━━━ EXCERPTED DATA

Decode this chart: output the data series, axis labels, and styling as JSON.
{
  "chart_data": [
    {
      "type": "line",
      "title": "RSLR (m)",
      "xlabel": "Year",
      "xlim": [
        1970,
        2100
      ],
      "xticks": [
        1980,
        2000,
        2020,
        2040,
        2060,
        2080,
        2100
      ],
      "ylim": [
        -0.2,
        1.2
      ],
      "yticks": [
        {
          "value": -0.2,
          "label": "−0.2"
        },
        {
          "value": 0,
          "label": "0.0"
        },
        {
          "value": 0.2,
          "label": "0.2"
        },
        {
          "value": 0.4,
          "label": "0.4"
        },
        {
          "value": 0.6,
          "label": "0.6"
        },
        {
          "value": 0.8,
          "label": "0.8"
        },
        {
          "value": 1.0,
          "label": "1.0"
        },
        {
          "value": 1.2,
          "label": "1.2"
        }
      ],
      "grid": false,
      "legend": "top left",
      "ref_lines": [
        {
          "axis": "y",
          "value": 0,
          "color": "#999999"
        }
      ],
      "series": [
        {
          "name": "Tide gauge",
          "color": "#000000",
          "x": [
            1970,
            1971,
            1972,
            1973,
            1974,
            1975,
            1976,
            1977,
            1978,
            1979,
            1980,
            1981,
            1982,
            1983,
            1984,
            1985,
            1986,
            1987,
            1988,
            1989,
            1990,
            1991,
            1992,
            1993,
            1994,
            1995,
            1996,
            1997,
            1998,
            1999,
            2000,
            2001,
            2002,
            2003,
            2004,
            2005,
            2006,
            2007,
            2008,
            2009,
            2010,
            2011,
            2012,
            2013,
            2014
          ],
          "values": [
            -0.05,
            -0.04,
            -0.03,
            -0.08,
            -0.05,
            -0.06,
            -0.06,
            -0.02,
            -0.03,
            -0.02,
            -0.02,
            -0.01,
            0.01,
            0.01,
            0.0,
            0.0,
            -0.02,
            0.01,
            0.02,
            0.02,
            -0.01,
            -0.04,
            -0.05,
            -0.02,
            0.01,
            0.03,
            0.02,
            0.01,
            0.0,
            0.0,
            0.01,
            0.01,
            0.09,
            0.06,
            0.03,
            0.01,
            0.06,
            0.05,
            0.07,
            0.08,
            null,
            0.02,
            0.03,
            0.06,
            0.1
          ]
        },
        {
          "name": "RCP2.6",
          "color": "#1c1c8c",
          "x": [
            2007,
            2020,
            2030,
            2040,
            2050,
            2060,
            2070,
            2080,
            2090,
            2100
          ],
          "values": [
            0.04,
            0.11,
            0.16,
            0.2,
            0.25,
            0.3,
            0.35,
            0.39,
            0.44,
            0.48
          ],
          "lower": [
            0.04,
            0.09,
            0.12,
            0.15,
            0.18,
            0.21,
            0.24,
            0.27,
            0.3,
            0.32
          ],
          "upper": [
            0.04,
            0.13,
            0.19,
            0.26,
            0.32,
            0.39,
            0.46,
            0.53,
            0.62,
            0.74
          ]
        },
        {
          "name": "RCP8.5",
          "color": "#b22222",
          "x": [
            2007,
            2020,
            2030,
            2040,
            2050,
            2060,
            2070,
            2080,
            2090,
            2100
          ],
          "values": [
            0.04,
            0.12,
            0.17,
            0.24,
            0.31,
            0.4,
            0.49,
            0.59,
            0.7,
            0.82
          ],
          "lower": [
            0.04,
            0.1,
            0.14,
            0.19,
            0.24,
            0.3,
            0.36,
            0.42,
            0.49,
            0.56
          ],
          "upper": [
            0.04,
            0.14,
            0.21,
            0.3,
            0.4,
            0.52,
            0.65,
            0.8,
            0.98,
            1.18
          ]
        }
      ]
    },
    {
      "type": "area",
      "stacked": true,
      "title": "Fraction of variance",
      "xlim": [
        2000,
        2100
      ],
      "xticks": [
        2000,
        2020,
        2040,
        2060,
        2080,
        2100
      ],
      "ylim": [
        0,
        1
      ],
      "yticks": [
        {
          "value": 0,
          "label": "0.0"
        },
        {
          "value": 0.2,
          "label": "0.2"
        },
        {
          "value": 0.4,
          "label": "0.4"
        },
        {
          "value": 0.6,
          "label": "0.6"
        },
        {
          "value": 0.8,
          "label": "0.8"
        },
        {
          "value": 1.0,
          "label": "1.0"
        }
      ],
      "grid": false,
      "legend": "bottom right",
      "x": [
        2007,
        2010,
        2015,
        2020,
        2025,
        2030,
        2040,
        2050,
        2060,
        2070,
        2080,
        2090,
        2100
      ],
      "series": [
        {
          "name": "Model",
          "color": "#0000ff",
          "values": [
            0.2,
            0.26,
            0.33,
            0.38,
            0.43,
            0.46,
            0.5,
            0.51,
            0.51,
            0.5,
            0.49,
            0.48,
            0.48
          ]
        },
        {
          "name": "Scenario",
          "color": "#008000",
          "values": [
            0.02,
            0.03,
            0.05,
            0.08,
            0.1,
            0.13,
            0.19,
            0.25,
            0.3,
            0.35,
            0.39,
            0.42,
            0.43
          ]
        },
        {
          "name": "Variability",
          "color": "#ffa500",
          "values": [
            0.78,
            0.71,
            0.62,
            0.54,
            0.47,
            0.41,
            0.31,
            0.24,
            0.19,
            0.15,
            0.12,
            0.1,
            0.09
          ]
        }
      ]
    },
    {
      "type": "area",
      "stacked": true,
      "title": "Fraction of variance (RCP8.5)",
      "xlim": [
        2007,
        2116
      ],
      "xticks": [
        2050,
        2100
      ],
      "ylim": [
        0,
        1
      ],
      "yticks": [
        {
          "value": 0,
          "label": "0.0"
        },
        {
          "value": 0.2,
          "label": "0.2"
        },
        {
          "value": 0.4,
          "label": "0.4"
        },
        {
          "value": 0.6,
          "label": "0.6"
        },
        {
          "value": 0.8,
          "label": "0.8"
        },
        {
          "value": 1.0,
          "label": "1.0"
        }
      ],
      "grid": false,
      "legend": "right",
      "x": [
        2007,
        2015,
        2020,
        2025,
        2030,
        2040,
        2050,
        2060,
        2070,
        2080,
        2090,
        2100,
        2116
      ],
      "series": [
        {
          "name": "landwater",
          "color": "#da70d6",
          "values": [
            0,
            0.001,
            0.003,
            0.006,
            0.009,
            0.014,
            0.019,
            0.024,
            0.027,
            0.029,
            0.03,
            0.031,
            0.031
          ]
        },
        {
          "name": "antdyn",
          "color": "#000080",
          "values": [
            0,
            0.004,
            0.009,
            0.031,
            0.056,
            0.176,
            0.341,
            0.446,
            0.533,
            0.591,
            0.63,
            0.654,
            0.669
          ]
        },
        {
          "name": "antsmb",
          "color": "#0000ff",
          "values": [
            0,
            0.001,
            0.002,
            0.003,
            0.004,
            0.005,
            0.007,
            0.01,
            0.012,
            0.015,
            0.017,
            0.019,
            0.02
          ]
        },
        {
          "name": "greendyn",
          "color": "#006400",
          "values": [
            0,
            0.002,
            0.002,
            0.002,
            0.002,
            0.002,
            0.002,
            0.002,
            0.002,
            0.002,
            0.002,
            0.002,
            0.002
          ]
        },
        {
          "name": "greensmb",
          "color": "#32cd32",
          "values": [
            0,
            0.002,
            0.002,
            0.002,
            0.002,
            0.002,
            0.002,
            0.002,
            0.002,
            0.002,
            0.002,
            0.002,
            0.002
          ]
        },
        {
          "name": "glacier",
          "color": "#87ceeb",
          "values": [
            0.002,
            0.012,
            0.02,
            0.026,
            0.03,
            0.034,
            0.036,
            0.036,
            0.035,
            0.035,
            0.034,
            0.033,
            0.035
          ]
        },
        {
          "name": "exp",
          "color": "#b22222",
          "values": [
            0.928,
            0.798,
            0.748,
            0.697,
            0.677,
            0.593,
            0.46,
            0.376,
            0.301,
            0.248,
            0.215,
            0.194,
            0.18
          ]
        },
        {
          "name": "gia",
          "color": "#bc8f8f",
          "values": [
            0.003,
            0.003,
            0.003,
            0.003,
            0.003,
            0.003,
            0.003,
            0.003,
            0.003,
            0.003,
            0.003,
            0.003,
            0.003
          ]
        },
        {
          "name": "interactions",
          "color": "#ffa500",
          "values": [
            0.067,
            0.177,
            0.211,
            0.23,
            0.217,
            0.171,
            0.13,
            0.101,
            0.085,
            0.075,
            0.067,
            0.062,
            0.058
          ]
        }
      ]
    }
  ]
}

━━━━━━

## OBJECTIVE
Filter for "axis". Return all lines that hold it.

## REPLY TO THE EXERCISE
Decode this chart: output the data series, axis labels, and styling as JSON.
          "axis": "y",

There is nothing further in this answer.